Output the data below in full, character for character.

EXERCISE INPUTS
-- start --

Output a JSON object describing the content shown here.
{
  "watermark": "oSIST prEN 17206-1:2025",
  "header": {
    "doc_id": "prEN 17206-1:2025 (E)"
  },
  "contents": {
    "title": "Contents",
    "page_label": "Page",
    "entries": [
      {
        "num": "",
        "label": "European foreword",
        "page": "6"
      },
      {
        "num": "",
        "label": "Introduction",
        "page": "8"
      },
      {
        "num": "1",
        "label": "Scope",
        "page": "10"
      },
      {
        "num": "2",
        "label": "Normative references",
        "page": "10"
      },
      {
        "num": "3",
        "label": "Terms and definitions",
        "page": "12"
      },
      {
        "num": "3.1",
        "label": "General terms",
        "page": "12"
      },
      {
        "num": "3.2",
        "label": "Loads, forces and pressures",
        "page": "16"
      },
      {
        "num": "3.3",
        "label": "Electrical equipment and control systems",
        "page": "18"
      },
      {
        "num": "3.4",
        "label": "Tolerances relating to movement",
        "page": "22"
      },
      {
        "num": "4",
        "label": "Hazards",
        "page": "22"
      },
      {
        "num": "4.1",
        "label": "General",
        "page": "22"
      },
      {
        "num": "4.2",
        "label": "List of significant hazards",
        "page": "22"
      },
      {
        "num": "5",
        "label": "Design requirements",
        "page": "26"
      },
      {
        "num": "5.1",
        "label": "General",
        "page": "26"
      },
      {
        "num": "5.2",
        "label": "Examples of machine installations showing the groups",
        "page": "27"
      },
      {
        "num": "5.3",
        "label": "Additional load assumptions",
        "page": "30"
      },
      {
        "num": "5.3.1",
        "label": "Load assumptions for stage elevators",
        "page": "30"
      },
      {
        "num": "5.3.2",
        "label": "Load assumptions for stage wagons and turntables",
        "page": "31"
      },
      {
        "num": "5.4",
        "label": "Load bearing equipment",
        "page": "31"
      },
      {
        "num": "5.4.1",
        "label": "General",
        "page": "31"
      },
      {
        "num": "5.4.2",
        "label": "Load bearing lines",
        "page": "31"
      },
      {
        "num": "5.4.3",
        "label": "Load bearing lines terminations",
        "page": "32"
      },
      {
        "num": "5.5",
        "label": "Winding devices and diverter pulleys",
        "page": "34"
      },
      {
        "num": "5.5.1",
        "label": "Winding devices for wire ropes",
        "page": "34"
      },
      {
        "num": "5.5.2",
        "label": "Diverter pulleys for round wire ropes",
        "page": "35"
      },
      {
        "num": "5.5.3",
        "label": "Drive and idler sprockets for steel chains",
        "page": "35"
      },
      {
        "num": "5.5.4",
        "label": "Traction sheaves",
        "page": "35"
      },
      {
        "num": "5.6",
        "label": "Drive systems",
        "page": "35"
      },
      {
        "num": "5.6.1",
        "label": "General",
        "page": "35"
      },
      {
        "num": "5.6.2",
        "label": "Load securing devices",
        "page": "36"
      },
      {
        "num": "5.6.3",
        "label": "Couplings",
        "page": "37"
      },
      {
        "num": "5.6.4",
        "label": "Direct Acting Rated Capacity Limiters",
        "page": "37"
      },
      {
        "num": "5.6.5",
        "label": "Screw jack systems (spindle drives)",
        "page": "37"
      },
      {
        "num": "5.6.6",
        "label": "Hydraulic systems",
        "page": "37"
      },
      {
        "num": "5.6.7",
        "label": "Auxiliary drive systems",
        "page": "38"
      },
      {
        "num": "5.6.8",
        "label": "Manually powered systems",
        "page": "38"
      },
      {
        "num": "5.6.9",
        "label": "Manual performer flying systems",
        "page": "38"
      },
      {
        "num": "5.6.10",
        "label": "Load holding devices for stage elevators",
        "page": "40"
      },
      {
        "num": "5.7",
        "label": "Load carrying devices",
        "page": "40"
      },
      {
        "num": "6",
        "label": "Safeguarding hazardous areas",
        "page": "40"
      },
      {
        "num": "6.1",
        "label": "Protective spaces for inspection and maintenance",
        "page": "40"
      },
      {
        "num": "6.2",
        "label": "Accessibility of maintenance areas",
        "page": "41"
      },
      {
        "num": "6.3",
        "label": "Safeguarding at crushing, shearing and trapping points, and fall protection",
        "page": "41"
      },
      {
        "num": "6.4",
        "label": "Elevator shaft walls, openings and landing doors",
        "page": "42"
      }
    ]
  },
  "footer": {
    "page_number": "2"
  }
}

-- end --

REPLY
Output a JSON object describing the content shown here.
{
  "watermark": "oSIST prEN 17206-1:2025",
  "header": {
    "doc_id": "prEN 17206-1:2025 (E)"
  },
  "contents": {
    "title": "Contents",
    "page_label": "Page",
    "entries": [
      {
        "num": "",
        "label": "European foreword",
        "page": "6"
      },
      {
        "num": "",
        "label": "Introduction",
        "page": "8"
      },
      {
        "num": "1",
        "label": "Scope",
        "page": "10"
      },
      {
        "num": "2",
        "label": "Normative references",
        "page": "10"
      },
      {
        "num": "3",
        "label": "Terms and definitions",
        "page": "12"
      },
      {
        "num": "3.1",
        "label": "General terms",
        "page": "12"
      },
      {
        "num": "3.2",
        "label": "Loads, forces and pressures",
        "page": "16"
      },
      {
        "num": "3.3",
        "label": "Electrical equipment and control systems",
        "page": "18"
      },
      {
        "num": "3.4",
        "label": "Tolerances relating to movement",
        "page": "22"
      },
      {
        "num": "4",
        "label": "Hazards",
        "page": "22"
      },
      {
        "num": "4.1",
        "label": "General",
        "page": "22"
      },
      {
        "num": "4.2",
        "label": "List of significant hazards",
        "page": "22"
      },
      {
        "num": "5",
        "label": "Design requirements",
        "page": "26"
      },
      {
        "num": "5.1",
        "label": "General",
        "page": "26"
      },
      {
        "num": "5.2",
        "label": "Examples of machine installations showing the groups",
        "page": "27"
      },
      {
        "num": "5.3",
        "label": "Additional load assumptions",
        "page": "30"
      },
      {
        "num": "5.3.1",
        "label": "Load assumptions for stage elevators",
        "page": "30"
      },
      {
        "num": "5.3.2",
        "label": "Load assumptions for stage wagons and turntables",
        "page": "31"
      },
      {
        "num": "5.4",
        "label": "Load bearing equipment",
        "page": "31"
      },
      {
        "num": "5.4.1",
        "label": "General",
        "page": "31"
      },
      {
        "num": "5.4.2",
        "label": "Load bearing lines",
        "page": "31"
      },
      {
        "num": "5.4.3",
        "label": "Load bearing lines terminations",
        "page": "32"
      },
      {
        "num": "5.5",
        "label": "Winding devices and diverter pulleys",
        "page": "34"
      },
      {
        "num": "5.5.1",
        "label": "Winding devices for wire ropes",
        "page": "34"
      },
      {
        "num": "5.5.2",
        "label": "Diverter pulleys for round wire ropes",
        "page": "35"
      },
      {
        "num": "5.5.3",
        "label": "Drive and idler sprockets for steel chains",
        "page": "35"
      },
      {
        "num": "5.5.4",
        "label": "Traction sheaves",
        "page": "35"
      },
      {
        "num": "5.6",
        "label": "Drive systems",
        "page": "35"
      },
      {
        "num": "5.6.1",
        "label": "General",
        "page": "35"
      },
      {
        "num": "5.6.2",
        "label": "Load securing devices",
        "page": "36"
      },
      {
        "num": "5.6.3",
        "label": "Couplings",
        "page": "37"
      },
      {
        "num": "5.6.4",
        "label": "Direct Acting Rated Capacity Limiters",
        "page": "37"
      },
      {
        "num": "5.6.5",
        "label": "Screw jack systems (spindle drives)",
        "page": "37"
      },
      {
        "num": "5.6.6",
        "label": "Hydraulic systems",
        "page": "37"
      },
      {
        "num": "5.6.7",
        "label": "Auxiliary drive systems",
        "page": "38"
      },
      {
        "num": "5.6.8",
        "label": "Manually powered systems",
        "page": "38"
      },
      {
        "num": "5.6.9",
        "label": "Manual performer flying systems",
        "page": "38"
      },
      {
        "num": "5.6.10",
        "label": "Load holding devices for stage elevators",
        "page": "40"
      },
      {
        "num": "5.7",
        "label": "Load carrying devices",
        "page": "40"
      },
      {
        "num": "6",
        "label": "Safeguarding hazardous areas",
        "page": "40"
      },
      {
        "num": "6.1",
        "label": "Protective spaces for inspection and maintenance",
        "page": "40"
      },
      {
        "num": "6.2",
        "label": "Accessibility of maintenance areas",
        "page": "41"
      },
      {
        "num": "6.3",
        "label": "Safeguarding at crushing, shearing and trapping points, and fall protection",
        "page": "41"
      },
      {
        "num": "6.4",
        "label": "Elevator shaft walls, openings and landing doors",
        "page": "42"
      }
    ]
  },
  "footer": {
    "page_number": "2"
  }
}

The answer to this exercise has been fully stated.